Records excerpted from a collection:
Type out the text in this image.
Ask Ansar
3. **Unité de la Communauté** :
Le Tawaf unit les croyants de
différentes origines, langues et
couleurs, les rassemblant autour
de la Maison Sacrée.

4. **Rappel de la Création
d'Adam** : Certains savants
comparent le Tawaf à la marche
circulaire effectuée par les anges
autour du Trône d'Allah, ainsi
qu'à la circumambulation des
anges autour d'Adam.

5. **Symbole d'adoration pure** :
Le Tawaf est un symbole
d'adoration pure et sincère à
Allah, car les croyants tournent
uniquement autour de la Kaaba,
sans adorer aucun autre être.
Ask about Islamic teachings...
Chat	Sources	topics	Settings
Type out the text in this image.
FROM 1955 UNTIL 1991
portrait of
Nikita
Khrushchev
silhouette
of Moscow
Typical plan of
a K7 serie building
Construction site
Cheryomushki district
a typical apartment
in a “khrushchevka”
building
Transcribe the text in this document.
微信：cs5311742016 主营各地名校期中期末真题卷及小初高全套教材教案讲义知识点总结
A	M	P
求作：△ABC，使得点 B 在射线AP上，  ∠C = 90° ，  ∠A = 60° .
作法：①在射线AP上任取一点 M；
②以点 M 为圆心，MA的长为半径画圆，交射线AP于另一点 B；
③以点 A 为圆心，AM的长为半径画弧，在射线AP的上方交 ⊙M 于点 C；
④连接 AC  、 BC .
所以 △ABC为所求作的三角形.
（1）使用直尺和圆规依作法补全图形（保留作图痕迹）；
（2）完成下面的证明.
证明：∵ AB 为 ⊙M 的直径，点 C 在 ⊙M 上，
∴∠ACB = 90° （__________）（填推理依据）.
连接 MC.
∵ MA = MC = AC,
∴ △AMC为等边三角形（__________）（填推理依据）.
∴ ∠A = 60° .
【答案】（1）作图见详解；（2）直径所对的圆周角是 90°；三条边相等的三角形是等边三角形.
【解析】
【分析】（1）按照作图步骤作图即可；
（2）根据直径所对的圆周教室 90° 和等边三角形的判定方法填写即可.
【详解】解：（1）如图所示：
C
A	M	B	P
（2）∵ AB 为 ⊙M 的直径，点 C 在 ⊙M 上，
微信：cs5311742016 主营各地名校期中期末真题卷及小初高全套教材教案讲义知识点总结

==

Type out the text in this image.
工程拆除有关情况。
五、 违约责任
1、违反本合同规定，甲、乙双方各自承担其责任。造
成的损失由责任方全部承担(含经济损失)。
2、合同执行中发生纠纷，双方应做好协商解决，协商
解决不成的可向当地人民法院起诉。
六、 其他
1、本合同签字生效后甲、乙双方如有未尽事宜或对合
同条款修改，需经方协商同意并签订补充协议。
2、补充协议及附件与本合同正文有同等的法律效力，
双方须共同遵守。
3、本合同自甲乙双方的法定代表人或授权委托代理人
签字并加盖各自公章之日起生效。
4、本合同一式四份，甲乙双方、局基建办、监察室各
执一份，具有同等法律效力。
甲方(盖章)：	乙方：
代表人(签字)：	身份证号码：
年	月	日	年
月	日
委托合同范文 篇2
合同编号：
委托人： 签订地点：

* _Aim_
Write out every line of the entries that holds the word "Tawaf".

* _Reply_
Le Tawaf unit les croyants de
comparent le Tawaf à la marche
Le Tawaf est un symbole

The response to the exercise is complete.